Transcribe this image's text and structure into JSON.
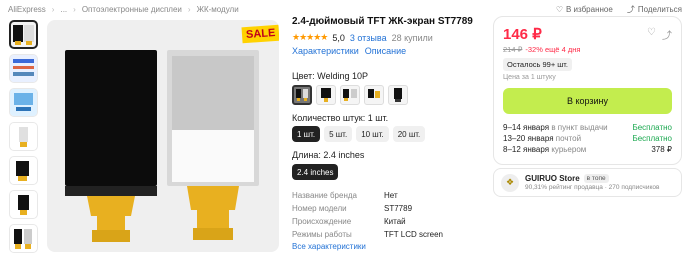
{
  "breadcrumb": [
    "AliExpress",
    "...",
    "Оптоэлектронные дисплеи",
    "ЖК-модули"
  ],
  "top_actions": {
    "favorites": "В избранное",
    "share": "Поделиться"
  },
  "gallery": {
    "sale_label": "SALE"
  },
  "product": {
    "title": "2.4-дюймовый TFT ЖК-экран ST7789",
    "rating": "5,0",
    "reviews": "3 отзыва",
    "bought": "28 купили",
    "tabs": [
      "Характеристики",
      "Описание"
    ],
    "color_label": "Цвет: Welding 10P",
    "quantity_label": "Количество штук: 1 шт.",
    "quantity_options": [
      "1 шт.",
      "5 шт.",
      "10 шт.",
      "20 шт."
    ],
    "length_label": "Длина: 2.4 inches",
    "length_option": "2.4 inches",
    "specs": [
      {
        "key": "Название бренда",
        "value": "Нет"
      },
      {
        "key": "Номер модели",
        "value": "ST7789"
      },
      {
        "key": "Происхождение",
        "value": "Китай"
      },
      {
        "key": "Режимы работы",
        "value": "TFT LCD screen"
      }
    ],
    "more_specs": "Все характеристики"
  },
  "buy": {
    "price": "146 ₽",
    "old_price": "214 ₽",
    "discount": "-32% ещё 4 дня",
    "stock": "Осталось 99+ шт.",
    "per_unit": "Цена за 1 штуку",
    "cart_button": "В корзину",
    "delivery": [
      {
        "date": "9–14 января",
        "method": "в пункт выдачи",
        "cost": "Бесплатно"
      },
      {
        "date": "13–20 января",
        "method": "почтой",
        "cost": "Бесплатно"
      },
      {
        "date": "8–12 января",
        "method": "курьером",
        "cost": "378 ₽"
      }
    ]
  },
  "store": {
    "name": "GUIRUO Store",
    "badge": "в топе",
    "subtitle": "90,31% рейтинг продавца · 270 подписчиков"
  },
  "colors": {
    "accent": "#c3ed4e",
    "price": "#ff2a47",
    "link": "#2473d6",
    "free": "#1aa84f"
  }
}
+-------+
What this task involves:
Which lines of the data include "method"? Copy each of them.

Written response:
        "method": "в пункт выдачи",
        "method": "почтой",
        "method": "курьером",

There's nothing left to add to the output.